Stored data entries
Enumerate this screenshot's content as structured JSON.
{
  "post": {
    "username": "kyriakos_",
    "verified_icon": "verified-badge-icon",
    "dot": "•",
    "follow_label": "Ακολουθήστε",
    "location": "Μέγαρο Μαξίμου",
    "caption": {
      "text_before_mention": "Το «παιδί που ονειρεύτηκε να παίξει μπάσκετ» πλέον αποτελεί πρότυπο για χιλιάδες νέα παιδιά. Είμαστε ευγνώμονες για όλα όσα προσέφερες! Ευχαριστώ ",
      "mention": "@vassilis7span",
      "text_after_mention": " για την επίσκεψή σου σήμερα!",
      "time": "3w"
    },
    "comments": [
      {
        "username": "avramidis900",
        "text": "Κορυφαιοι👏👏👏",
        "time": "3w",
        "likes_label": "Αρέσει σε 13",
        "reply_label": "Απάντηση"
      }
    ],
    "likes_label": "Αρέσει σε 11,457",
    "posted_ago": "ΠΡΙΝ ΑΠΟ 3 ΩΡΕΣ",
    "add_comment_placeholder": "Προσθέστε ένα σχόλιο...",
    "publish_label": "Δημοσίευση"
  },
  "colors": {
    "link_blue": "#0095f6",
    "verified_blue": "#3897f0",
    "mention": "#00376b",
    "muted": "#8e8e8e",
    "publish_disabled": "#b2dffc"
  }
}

--

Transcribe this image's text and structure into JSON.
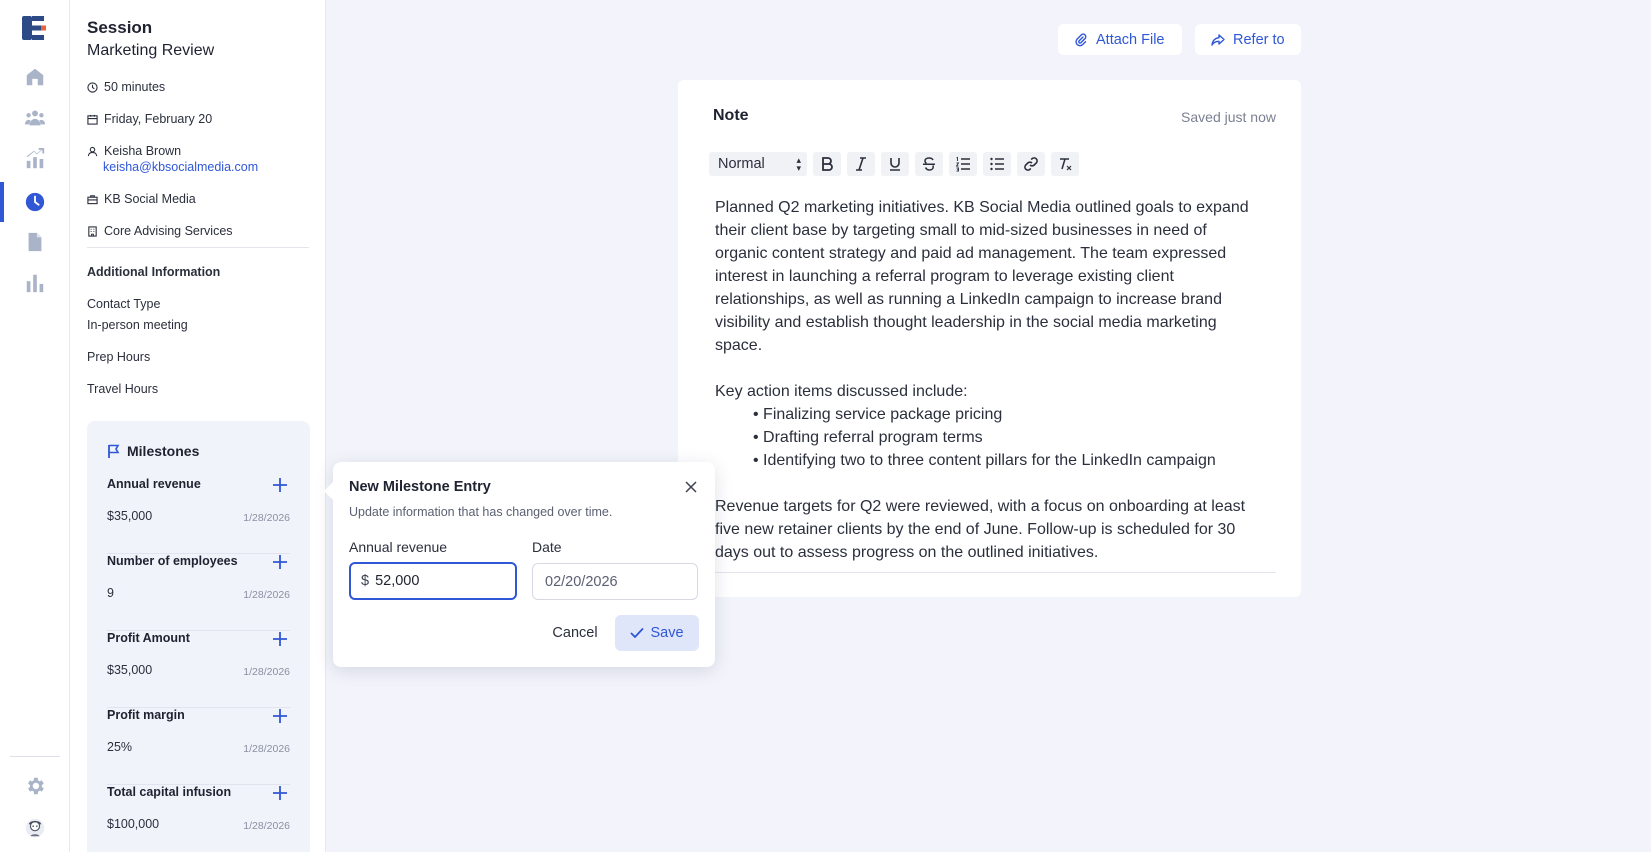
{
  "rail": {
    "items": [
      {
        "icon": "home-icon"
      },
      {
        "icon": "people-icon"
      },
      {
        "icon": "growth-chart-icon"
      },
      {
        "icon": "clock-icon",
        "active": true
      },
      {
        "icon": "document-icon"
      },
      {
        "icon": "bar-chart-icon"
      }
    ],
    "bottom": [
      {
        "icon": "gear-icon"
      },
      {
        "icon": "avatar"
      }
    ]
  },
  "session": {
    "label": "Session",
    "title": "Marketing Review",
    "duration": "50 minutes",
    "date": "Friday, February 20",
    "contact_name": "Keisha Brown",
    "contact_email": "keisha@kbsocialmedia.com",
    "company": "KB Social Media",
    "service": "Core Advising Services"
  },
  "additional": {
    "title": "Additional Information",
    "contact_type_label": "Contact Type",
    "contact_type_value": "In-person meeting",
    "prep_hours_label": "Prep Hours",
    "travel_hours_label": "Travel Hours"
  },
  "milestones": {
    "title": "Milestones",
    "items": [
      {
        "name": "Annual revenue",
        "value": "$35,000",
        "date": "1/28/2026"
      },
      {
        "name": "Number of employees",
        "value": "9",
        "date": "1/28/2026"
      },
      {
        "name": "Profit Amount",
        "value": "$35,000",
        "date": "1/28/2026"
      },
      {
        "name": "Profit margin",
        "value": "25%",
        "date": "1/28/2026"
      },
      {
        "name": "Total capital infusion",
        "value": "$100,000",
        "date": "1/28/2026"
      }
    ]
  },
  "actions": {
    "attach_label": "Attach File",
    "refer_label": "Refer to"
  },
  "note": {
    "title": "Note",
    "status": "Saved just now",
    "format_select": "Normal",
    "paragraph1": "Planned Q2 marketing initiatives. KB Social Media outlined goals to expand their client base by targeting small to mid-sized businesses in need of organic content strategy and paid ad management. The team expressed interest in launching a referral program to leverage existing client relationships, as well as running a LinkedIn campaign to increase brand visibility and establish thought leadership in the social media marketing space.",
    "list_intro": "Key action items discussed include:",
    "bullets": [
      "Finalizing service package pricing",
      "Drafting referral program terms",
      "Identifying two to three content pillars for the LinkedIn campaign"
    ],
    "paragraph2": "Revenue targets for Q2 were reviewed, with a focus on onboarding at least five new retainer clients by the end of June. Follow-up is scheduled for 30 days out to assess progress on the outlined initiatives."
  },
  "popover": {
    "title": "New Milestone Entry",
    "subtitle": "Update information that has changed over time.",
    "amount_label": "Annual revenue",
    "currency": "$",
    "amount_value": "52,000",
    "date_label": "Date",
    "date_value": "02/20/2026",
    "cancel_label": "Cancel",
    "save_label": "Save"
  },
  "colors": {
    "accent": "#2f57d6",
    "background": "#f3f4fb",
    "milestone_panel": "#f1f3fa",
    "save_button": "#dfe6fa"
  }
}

--

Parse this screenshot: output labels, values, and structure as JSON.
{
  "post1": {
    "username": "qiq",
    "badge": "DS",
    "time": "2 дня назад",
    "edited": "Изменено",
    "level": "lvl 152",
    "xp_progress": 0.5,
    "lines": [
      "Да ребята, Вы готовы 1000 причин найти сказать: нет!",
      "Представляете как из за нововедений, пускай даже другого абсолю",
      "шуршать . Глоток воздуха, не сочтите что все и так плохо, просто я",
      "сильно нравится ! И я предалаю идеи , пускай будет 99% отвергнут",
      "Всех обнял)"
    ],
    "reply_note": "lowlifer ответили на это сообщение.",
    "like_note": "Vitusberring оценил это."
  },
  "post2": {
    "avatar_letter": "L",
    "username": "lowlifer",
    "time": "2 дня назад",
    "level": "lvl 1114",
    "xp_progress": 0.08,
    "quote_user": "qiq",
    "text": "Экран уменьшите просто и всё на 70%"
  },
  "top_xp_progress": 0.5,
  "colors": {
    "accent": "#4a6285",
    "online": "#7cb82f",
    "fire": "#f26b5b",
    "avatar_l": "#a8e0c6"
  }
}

▶ [Stated goal]: Looking at the records above, work out how many lines include the word "outlined", then give that number by itself.

▶ [Result of this exercise]: 2